Reading text
================================
In contradiction of the Succession Act, which restored Mary and Elizabeth to the line of succession, Edward VI and his advisors devised that he be succeeded by Dudley's daughter-in-law Lady Jane Grey, the granddaughter of Henry VIII's younger sister Mary Tudor, Queen of France. Lady Jane's mother was Frances Brandon, who was Mary's cousin and goddaughter. Just before Edward VI's death, Mary was summoned to London to visit her dying brother. She was warned, however, that the summons was a pretext on which to capture her and thereby facilitate Lady Jane's accession to the throne. Instead of heading to London from her residence at Hunsdon, Mary fled into East Anglia, where she owned extensive estates. On 9 July, from Kenninghall, Norfolk, she wrote to the privy council with orders for her proclamation as Edward's successor.

On 10 July 1553, Lady Jane was proclaimed Queen by Dudley and his supporters, and on the same day Mary's letter to the council arrived in London. By 12 July, Mary and her supporters had assembled a military force at Framlingham Castle, Suffolk. Dudley's support collapsed, and Mary's grew. Jane was deposed on 19 July. She and Dudley were imprisoned in the Tower of London. Mary rode triumphantly into London on 3 August 1553 on a wave of popular support. She was accompanied by her half-sister Elizabeth, and a procession of over 800 other nobles and gentlemen.
================================
Data rows
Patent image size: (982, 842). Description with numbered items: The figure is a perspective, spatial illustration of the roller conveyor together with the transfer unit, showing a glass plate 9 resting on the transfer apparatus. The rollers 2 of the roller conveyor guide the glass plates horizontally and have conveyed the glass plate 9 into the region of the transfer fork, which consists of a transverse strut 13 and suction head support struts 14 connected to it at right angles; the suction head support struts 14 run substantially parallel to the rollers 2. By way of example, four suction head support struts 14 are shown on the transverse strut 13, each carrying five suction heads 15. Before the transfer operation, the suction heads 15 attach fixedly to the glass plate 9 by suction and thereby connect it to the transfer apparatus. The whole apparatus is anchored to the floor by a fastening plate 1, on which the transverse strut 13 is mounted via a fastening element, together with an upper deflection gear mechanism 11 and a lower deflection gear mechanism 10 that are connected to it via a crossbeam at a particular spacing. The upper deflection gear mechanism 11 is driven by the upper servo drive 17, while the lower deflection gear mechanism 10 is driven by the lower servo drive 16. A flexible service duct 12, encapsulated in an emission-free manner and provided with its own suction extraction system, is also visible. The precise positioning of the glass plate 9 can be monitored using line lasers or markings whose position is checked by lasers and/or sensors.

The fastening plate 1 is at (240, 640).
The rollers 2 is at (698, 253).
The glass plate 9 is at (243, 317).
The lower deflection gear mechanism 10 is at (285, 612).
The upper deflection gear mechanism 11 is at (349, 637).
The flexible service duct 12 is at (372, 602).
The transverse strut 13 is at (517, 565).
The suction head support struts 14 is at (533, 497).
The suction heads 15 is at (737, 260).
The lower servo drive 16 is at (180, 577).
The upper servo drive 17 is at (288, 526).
================================
Required actions
**a.** Answer the following questions from the account of Mary's accession to the throne:
(i) From which place did Mary write to the privy council on 9 July?
(ii) At which castle had Mary and her supporters assembled a military force by 12 July?
(iii) On what date did Mary ride into London?
**b.** Resume the account of Mary's accession to the throne, starting after its final sentence.

Responses for each task
**a.**
(i) Kenninghall, Norfolk
(ii) Framlingham Castle, Suffolk
(iii) 3 August 1553

**b.**
One of Mary's first actions as Queen was to order the release of the Roman Catholic Duke of Norfolk and Stephen Gardiner from imprisonment in the Tower of London, as well as her kinsman Edward Courtenay. Mary understood that the young Lady Jane was essentially a pawn in Dudley's scheme, and Dudley was the only conspirator of rank executed for high treason in the immediate aftermath of the coup. Lady Jane and her husband, Lord Guildford Dudley, though found guilty, were kept under guard in the Tower rather than executed, while Lady Jane's father, Henry Grey, 1st Duke of Suffolk, was released. Mary was left in a difficult position, as almost all the Privy Counsellors had been implicated in the plot to put Jane on the throne. She appointed Gardiner to the council and made him both Bishop of Winchester and Lord Chancellor, offices he held until his death in November 1555. Gardiner formally crowned Mary Queen of England at Westminster Abbey.

Half-Spanish and a devout Roman Catholic, Mary married the future King of Spain, Philip II, as his second wife, in 1554. The marriage was unpopular a provoked Wyatt's Rebellion. Mary's great aim was to restore the authority of the Pope and return the country to Roman Catholicism. She earned her nickname `Bloody Mary' for persecution of Protestants, about 280 of whom were burned. Some of these, such as Archbishop Thomas Cranmer, were political victims; others were militants of a kind who would have been burned under Henry VIII. Mary's failure to produce an heir assured a Protestant future. Lady Jane Grey and her husband were executed in the fall-out of Wyatt's rebellion.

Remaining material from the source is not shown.